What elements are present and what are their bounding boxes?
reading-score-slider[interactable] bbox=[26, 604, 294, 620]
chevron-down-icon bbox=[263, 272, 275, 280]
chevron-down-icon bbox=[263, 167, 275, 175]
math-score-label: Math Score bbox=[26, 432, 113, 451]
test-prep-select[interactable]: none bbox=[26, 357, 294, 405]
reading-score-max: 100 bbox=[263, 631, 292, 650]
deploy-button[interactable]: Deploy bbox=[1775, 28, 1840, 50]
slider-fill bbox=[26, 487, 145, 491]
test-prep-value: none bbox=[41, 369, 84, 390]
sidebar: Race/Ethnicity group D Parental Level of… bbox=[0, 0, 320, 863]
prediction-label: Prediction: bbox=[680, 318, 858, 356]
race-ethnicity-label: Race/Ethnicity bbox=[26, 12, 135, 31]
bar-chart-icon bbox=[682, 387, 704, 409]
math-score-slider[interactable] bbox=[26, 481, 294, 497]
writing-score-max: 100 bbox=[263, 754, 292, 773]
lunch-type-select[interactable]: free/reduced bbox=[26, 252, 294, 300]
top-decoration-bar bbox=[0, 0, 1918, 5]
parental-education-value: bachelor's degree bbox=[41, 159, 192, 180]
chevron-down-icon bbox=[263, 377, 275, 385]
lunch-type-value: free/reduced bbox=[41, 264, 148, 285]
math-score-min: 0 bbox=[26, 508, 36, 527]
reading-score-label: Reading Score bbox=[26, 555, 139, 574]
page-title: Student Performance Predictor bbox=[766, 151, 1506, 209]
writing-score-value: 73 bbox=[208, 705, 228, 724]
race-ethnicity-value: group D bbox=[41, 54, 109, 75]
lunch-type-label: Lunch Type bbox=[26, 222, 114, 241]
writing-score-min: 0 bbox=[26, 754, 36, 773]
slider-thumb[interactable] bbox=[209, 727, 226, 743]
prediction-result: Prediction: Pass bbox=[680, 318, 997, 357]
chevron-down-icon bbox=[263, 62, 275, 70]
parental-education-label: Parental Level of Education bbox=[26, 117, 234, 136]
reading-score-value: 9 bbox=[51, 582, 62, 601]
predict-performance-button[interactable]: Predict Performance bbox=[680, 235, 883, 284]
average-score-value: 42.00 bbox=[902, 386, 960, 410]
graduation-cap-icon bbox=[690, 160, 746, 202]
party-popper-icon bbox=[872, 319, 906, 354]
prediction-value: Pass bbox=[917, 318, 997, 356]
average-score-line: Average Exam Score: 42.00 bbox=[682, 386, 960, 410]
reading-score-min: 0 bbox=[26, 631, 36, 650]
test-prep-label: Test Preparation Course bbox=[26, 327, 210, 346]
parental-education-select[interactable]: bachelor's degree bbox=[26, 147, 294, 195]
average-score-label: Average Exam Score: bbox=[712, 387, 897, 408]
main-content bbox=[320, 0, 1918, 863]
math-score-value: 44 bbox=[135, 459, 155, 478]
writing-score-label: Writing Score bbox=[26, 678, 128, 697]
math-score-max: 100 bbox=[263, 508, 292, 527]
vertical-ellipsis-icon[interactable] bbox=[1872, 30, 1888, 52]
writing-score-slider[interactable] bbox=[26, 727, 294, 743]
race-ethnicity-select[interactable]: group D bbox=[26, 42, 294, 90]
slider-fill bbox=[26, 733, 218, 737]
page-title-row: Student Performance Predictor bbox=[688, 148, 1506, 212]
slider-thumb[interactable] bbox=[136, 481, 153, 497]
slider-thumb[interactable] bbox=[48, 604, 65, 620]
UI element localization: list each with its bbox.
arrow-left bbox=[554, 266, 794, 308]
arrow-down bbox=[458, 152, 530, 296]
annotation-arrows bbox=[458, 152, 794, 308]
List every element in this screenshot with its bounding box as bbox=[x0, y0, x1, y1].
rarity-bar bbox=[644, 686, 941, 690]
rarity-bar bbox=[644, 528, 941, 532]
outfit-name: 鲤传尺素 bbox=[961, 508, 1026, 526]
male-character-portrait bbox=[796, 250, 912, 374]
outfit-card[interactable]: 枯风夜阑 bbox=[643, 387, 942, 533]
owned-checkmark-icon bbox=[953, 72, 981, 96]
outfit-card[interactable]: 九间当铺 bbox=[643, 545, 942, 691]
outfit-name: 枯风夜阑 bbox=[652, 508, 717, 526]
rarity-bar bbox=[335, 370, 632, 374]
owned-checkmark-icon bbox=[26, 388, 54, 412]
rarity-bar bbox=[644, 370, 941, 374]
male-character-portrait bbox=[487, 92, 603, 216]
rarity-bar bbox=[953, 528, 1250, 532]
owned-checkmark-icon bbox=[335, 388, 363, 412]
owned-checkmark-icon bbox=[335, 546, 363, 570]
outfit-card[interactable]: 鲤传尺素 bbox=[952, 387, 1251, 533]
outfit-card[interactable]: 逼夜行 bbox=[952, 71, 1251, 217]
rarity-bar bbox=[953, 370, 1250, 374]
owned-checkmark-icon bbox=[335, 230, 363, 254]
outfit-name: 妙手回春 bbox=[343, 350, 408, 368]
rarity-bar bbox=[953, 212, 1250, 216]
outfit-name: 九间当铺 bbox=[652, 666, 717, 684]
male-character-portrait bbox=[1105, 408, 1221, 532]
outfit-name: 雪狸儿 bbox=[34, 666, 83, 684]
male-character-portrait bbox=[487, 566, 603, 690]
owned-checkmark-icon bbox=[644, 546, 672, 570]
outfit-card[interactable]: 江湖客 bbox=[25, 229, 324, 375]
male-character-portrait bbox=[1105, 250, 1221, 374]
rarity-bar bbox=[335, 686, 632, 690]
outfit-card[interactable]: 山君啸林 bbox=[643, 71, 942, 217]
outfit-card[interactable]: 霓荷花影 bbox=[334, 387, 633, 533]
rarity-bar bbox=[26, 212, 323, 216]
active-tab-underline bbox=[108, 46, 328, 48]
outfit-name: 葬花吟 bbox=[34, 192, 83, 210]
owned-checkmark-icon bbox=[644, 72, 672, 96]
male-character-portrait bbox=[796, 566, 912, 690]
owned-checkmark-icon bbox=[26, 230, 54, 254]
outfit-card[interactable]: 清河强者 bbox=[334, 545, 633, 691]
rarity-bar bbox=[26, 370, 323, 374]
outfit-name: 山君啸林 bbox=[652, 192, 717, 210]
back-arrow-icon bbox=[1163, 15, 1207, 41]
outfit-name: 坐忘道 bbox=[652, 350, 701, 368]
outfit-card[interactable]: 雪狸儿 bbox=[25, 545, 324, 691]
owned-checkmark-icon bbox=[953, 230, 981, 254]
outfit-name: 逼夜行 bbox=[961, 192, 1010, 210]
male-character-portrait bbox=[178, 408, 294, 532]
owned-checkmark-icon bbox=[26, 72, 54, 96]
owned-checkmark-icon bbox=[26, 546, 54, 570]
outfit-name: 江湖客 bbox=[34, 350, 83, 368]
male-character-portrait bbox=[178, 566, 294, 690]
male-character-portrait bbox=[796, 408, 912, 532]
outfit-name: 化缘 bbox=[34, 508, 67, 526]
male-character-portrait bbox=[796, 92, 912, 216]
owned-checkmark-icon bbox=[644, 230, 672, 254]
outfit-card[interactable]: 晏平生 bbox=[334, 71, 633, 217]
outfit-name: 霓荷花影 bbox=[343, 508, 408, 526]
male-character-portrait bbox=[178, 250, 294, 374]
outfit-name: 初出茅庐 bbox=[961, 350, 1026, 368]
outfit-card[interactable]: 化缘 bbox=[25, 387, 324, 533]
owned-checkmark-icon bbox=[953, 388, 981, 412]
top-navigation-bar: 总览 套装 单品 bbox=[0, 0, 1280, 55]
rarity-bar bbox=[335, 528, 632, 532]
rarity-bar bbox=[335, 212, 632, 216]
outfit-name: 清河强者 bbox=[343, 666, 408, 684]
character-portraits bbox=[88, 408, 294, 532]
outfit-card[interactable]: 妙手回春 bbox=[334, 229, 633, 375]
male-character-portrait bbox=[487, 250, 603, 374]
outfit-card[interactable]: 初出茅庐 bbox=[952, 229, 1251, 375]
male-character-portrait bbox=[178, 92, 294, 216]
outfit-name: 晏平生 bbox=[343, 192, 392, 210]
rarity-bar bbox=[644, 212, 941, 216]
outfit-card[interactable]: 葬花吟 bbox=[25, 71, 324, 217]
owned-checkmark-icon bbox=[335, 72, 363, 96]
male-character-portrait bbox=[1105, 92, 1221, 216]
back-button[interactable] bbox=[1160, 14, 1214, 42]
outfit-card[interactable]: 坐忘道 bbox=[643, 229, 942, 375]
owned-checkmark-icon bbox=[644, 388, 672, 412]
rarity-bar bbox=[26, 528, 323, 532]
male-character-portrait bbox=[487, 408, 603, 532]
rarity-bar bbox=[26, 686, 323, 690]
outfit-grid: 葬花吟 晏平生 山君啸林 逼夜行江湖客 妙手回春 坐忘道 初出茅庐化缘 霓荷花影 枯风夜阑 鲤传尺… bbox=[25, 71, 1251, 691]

• • • •

Please rewrite the entries from the first line through the line containing "predict-performance-button[interactable]: Predict Performance", replacing "free/reduced" with "standard" and leaving everything else unchanged.

◆ Final result ◆
What elements are present and what are their bounding boxes?
reading-score-slider[interactable] bbox=[26, 604, 294, 620]
chevron-down-icon bbox=[263, 272, 275, 280]
chevron-down-icon bbox=[263, 167, 275, 175]
math-score-label: Math Score bbox=[26, 432, 113, 451]
test-prep-select[interactable]: none bbox=[26, 357, 294, 405]
reading-score-max: 100 bbox=[263, 631, 292, 650]
deploy-button[interactable]: Deploy bbox=[1775, 28, 1840, 50]
slider-fill bbox=[26, 487, 145, 491]
test-prep-value: none bbox=[41, 369, 84, 390]
sidebar: Race/Ethnicity group D Parental Level of… bbox=[0, 0, 320, 863]
prediction-label: Prediction: bbox=[680, 318, 858, 356]
race-ethnicity-label: Race/Ethnicity bbox=[26, 12, 135, 31]
bar-chart-icon bbox=[682, 387, 704, 409]
math-score-slider[interactable] bbox=[26, 481, 294, 497]
writing-score-max: 100 bbox=[263, 754, 292, 773]
lunch-type-select[interactable]: standard bbox=[26, 252, 294, 300]
top-decoration-bar bbox=[0, 0, 1918, 5]
parental-education-value: bachelor's degree bbox=[41, 159, 192, 180]
chevron-down-icon bbox=[263, 377, 275, 385]
lunch-type-value: standard bbox=[41, 264, 148, 285]
math-score-min: 0 bbox=[26, 508, 36, 527]
reading-score-label: Reading Score bbox=[26, 555, 139, 574]
page-title: Student Performance Predictor bbox=[766, 151, 1506, 209]
writing-score-value: 73 bbox=[208, 705, 228, 724]
race-ethnicity-value: group D bbox=[41, 54, 109, 75]
lunch-type-label: Lunch Type bbox=[26, 222, 114, 241]
writing-score-min: 0 bbox=[26, 754, 36, 773]
slider-thumb[interactable] bbox=[209, 727, 226, 743]
prediction-result: Prediction: Pass bbox=[680, 318, 997, 357]
chevron-down-icon bbox=[263, 62, 275, 70]
parental-education-label: Parental Level of Education bbox=[26, 117, 234, 136]
reading-score-value: 9 bbox=[51, 582, 62, 601]
predict-performance-button[interactable]: Predict Performance bbox=[680, 235, 883, 284]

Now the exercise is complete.